WHAT YOU WILL DO> Using the data below, copy every line that contains the word "text".

DATA SHOWN>
· · ·

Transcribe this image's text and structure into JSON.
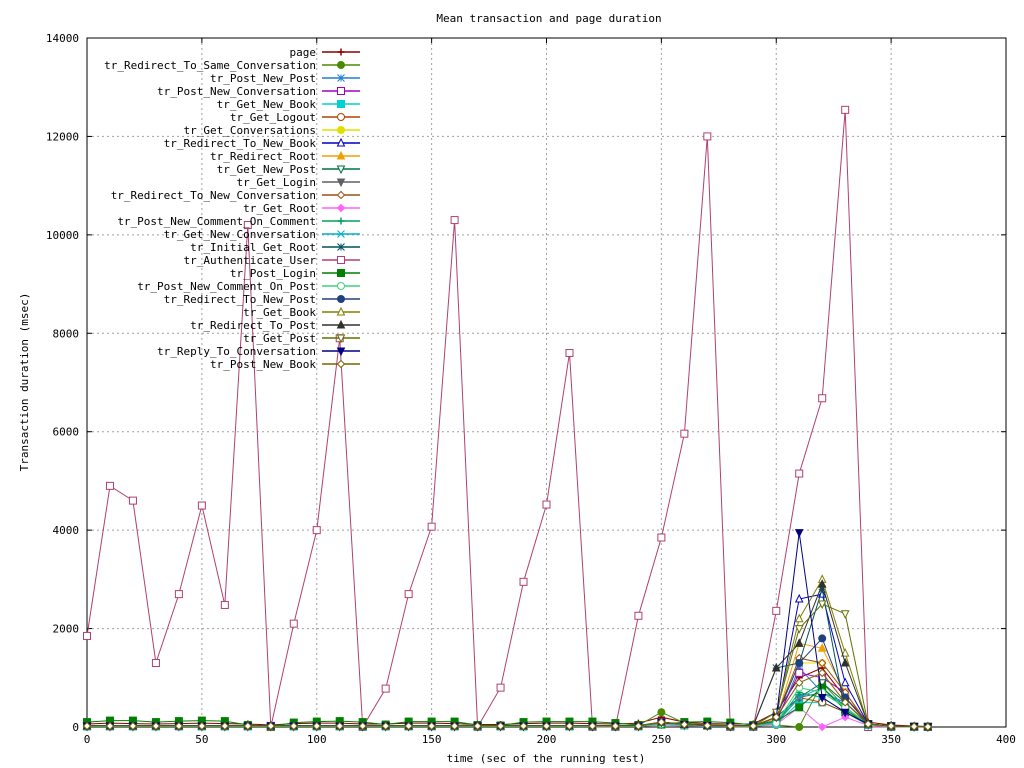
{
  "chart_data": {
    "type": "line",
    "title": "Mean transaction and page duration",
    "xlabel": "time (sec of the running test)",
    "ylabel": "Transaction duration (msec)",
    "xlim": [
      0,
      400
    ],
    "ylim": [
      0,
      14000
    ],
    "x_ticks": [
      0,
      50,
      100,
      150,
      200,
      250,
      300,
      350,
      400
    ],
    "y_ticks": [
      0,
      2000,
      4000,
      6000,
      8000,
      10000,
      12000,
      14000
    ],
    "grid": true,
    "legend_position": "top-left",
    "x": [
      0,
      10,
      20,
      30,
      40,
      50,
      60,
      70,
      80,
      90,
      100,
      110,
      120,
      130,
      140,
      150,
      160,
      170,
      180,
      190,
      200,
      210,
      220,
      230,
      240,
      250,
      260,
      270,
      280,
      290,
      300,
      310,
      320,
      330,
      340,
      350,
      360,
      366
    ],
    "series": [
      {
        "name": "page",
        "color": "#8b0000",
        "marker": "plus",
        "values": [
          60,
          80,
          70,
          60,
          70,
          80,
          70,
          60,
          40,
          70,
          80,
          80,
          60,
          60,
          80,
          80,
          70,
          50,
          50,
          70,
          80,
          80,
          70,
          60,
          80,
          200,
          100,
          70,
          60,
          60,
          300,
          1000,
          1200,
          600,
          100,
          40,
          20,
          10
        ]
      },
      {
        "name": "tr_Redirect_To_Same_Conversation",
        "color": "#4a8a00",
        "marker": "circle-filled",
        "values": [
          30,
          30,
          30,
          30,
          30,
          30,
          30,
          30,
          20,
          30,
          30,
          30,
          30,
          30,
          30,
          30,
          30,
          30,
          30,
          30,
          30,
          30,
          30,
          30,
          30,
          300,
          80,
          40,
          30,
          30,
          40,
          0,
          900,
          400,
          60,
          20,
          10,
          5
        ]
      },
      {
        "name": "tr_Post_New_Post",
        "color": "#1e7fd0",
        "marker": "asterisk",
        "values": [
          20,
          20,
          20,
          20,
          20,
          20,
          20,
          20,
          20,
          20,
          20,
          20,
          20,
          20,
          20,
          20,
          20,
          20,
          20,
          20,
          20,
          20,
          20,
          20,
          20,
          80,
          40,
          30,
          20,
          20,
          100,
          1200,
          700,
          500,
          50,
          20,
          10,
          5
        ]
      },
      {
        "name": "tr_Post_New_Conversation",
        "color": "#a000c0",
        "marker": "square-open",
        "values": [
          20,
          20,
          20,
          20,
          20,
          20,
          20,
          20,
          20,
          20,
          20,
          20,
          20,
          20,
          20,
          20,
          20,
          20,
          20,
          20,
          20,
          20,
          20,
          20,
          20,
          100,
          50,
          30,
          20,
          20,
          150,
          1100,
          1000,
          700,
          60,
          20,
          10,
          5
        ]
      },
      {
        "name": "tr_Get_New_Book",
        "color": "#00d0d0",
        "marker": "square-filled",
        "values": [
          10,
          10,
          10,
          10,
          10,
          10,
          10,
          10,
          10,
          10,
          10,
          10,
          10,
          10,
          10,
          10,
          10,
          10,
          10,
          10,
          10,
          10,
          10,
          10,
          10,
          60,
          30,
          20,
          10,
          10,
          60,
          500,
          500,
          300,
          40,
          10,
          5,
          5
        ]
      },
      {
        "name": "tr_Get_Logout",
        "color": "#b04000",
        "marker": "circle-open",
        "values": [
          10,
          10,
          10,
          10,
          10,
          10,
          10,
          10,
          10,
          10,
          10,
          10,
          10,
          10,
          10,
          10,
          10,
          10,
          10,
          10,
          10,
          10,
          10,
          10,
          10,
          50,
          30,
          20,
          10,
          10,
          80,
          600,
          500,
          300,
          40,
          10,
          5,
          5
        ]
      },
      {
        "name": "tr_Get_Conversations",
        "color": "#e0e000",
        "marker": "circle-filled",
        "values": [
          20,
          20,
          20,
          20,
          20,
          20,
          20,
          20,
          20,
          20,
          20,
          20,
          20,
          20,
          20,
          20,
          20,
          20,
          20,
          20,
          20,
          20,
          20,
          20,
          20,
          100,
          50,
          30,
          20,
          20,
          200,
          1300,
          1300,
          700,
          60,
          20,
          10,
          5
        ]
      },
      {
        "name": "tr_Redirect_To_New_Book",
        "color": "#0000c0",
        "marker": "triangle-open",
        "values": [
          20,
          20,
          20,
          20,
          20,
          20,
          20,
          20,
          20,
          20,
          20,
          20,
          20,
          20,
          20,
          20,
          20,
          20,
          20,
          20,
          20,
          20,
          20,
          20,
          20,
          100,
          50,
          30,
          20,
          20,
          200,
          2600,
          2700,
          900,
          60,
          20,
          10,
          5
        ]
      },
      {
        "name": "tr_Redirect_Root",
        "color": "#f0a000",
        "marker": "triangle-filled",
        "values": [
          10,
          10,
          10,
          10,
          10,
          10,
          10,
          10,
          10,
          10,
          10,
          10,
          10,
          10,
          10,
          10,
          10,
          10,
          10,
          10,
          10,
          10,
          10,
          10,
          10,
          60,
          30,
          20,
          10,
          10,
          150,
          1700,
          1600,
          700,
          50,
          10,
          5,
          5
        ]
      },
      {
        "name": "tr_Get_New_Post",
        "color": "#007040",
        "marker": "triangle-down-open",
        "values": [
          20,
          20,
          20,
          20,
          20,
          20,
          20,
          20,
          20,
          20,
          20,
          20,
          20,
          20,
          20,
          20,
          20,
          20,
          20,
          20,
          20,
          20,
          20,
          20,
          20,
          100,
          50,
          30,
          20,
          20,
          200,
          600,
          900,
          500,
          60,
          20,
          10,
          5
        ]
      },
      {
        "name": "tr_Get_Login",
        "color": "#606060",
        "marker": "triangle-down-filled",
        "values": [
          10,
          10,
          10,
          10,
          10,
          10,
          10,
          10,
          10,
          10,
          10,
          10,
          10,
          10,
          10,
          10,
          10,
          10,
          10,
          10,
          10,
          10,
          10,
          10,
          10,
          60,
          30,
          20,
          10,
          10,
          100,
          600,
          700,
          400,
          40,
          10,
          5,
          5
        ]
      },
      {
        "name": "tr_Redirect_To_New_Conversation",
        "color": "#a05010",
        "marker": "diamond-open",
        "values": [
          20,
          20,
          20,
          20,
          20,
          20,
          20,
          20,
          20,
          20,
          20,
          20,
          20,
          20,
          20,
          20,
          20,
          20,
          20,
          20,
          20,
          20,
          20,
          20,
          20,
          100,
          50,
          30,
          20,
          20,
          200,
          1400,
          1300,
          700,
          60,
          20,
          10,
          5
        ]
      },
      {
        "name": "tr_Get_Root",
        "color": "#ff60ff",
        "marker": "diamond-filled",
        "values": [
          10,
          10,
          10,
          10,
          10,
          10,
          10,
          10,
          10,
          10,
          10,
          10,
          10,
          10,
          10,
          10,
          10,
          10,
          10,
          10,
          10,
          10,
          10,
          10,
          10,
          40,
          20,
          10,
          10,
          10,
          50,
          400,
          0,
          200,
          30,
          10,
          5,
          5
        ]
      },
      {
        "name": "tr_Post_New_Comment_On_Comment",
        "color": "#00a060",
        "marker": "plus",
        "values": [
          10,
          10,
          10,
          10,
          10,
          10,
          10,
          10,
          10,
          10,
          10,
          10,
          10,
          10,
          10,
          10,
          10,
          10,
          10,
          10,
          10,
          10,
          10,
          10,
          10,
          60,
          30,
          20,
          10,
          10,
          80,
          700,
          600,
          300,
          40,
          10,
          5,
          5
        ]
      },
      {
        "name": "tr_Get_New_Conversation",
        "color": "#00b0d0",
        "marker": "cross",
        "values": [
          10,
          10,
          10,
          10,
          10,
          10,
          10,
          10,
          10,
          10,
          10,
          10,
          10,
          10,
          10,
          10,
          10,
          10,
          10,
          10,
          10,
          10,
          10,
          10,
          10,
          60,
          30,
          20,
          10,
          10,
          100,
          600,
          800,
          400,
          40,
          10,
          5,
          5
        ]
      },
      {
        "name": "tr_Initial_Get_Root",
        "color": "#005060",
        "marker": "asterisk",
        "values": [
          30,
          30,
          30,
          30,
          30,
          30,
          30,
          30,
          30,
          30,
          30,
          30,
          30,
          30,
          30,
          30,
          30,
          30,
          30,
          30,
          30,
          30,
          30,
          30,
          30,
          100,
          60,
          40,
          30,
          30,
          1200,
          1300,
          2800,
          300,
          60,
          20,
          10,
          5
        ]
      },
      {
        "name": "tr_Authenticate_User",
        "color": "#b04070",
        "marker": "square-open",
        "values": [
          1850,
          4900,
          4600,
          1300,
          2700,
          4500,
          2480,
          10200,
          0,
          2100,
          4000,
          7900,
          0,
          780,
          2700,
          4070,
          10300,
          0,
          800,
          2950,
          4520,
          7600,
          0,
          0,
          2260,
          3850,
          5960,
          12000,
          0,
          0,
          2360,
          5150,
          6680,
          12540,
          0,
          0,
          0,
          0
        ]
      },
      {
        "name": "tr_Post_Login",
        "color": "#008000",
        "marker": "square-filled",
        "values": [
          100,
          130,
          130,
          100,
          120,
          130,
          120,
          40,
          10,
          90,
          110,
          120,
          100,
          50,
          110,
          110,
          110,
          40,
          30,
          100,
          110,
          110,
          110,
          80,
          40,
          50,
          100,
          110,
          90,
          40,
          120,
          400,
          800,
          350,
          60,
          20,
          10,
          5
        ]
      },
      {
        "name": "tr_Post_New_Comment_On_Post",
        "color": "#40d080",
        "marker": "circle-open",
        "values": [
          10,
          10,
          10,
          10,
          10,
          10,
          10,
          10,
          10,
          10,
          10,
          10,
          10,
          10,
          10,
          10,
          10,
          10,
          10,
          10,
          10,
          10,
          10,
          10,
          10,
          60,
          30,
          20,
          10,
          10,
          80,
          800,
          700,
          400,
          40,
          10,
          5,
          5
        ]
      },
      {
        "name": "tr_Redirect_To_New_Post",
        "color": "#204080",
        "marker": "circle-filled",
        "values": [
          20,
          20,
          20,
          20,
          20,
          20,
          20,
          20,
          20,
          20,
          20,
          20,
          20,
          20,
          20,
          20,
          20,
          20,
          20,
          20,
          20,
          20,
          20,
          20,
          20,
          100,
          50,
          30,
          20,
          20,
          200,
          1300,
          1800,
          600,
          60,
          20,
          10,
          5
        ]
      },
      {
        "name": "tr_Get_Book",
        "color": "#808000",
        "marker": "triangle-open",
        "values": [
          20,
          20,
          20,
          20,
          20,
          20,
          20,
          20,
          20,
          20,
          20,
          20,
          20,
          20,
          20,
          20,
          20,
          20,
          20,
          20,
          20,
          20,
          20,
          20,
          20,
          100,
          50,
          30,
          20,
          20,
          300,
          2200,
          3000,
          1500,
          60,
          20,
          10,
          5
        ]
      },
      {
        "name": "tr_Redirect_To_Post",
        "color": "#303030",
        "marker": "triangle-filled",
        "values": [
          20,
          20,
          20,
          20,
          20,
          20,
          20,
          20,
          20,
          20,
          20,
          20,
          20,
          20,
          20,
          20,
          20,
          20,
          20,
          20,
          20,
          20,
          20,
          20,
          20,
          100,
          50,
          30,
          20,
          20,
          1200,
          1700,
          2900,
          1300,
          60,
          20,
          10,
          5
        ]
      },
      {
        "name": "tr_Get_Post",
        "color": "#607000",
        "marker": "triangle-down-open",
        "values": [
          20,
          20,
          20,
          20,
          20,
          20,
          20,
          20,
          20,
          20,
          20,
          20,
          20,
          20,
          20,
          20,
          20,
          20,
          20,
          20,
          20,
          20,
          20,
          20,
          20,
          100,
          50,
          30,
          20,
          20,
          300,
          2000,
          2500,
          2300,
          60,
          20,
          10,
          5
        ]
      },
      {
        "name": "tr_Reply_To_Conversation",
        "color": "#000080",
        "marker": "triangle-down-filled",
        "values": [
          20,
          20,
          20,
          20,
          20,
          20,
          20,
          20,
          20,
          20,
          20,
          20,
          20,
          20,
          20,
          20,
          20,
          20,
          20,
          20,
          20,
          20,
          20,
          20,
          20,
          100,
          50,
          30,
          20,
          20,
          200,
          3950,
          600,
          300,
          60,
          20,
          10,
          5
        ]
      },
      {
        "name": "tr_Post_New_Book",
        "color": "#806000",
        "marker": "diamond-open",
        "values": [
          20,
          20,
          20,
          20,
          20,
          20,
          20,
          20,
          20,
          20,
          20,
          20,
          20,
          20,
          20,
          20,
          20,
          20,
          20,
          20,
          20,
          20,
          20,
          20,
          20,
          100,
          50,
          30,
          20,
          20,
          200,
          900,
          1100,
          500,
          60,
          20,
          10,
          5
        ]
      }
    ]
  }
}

· · ·

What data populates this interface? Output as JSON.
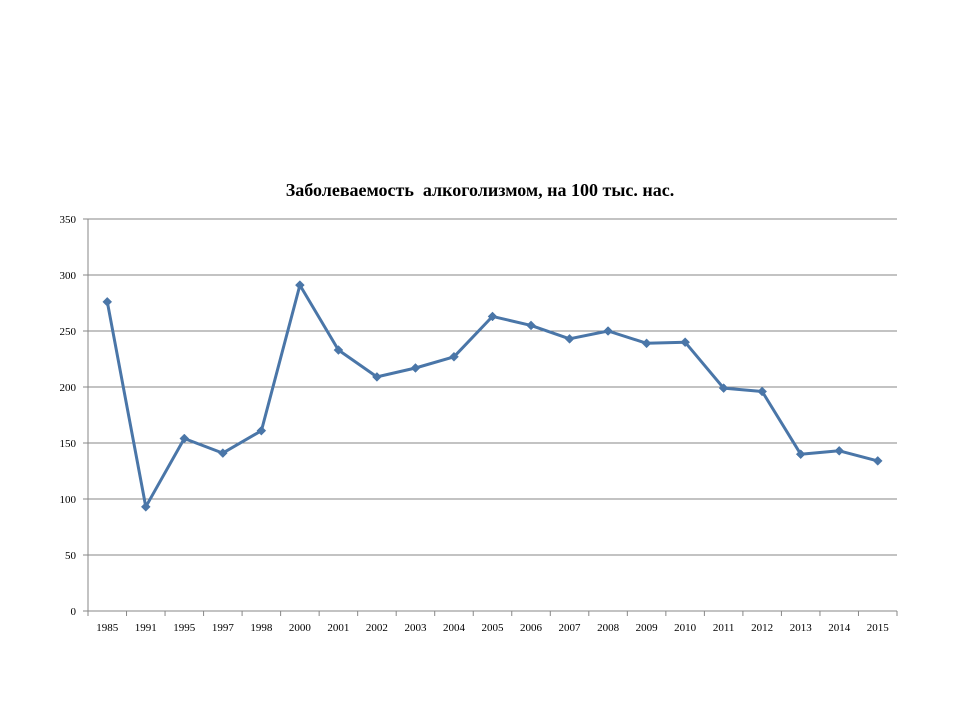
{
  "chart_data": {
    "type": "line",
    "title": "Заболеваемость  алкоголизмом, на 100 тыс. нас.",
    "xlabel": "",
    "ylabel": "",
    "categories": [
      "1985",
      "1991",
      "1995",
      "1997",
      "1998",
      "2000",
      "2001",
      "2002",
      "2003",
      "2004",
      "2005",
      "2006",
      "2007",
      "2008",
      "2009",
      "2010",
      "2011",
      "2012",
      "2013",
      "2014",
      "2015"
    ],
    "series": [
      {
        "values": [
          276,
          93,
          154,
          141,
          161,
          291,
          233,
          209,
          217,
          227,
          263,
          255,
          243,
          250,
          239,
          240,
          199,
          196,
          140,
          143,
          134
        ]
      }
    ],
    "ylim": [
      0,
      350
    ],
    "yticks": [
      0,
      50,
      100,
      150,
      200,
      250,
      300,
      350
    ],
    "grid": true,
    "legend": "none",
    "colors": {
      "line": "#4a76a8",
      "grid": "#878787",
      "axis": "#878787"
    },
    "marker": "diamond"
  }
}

· · ·

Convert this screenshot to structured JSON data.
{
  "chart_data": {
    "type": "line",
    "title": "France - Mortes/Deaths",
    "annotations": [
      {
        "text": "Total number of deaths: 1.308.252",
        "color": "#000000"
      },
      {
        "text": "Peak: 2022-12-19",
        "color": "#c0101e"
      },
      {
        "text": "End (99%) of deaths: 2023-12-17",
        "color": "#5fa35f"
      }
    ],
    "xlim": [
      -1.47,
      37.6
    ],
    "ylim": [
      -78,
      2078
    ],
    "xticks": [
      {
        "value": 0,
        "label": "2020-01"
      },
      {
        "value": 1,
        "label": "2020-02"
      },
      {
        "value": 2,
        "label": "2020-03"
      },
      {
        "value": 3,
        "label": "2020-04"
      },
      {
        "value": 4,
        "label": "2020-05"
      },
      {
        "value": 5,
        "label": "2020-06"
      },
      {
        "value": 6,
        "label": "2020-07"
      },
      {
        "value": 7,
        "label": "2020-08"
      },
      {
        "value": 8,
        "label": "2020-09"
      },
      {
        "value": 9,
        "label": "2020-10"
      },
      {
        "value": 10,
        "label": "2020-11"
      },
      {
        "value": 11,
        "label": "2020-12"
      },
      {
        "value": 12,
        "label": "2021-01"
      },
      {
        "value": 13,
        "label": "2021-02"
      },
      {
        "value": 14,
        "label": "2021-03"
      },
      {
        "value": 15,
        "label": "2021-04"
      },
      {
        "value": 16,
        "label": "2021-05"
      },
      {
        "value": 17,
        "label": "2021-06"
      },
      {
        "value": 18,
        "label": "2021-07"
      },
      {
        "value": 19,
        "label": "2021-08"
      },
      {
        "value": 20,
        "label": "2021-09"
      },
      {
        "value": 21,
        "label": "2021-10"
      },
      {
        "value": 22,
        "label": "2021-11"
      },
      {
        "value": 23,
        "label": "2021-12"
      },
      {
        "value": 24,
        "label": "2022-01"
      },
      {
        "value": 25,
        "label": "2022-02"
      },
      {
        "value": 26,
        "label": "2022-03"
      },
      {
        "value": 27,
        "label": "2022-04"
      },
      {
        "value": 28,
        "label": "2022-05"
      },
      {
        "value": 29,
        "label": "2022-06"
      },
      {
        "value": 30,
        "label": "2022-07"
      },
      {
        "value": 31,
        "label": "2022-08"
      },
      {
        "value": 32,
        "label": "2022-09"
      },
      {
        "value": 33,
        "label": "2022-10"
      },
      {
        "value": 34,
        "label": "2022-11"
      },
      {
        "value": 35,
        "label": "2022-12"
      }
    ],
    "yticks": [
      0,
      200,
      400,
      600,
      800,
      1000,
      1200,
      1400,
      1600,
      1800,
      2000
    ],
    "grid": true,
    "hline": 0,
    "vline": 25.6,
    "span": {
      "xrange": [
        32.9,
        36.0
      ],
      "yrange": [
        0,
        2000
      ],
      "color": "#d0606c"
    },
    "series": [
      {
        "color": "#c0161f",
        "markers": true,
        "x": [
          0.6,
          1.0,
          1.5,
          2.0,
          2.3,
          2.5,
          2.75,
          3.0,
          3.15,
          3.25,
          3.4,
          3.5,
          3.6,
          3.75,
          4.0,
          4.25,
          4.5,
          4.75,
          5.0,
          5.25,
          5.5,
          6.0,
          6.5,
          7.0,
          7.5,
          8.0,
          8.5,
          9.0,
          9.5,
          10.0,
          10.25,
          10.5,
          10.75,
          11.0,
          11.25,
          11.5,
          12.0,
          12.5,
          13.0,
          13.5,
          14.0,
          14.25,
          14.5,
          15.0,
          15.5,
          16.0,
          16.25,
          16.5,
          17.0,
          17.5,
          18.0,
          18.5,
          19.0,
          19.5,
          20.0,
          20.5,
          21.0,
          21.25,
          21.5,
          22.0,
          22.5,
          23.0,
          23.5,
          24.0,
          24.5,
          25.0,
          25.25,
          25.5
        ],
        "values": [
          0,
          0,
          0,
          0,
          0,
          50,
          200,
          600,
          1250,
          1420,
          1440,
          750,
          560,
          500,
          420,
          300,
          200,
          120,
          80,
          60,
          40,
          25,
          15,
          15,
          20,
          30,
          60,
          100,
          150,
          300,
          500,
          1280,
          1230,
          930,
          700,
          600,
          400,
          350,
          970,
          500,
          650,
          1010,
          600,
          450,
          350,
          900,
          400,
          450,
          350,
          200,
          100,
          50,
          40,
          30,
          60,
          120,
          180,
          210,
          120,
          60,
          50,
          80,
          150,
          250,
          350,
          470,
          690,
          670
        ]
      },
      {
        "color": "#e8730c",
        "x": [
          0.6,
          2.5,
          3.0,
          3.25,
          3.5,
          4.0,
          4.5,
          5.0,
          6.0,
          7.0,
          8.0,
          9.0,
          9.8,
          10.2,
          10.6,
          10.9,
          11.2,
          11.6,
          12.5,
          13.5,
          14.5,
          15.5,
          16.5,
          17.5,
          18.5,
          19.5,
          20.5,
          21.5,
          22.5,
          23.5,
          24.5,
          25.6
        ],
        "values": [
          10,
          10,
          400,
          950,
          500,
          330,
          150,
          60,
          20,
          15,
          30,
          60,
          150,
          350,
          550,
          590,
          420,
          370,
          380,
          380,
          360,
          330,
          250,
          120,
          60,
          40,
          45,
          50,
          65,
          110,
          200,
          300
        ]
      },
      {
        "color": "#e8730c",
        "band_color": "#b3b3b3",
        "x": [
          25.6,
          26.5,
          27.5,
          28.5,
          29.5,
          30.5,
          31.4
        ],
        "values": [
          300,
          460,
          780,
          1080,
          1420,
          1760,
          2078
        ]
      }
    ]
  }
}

· · ·

OUTPUT FOR THIS TASK>
Transcribe this image's text and structure into JSON.
        "text": "Total number of deaths: 1.308.252",
        "text": "Peak: 2022-12-19",
        "text": "End (99%) of deaths: 2023-12-17",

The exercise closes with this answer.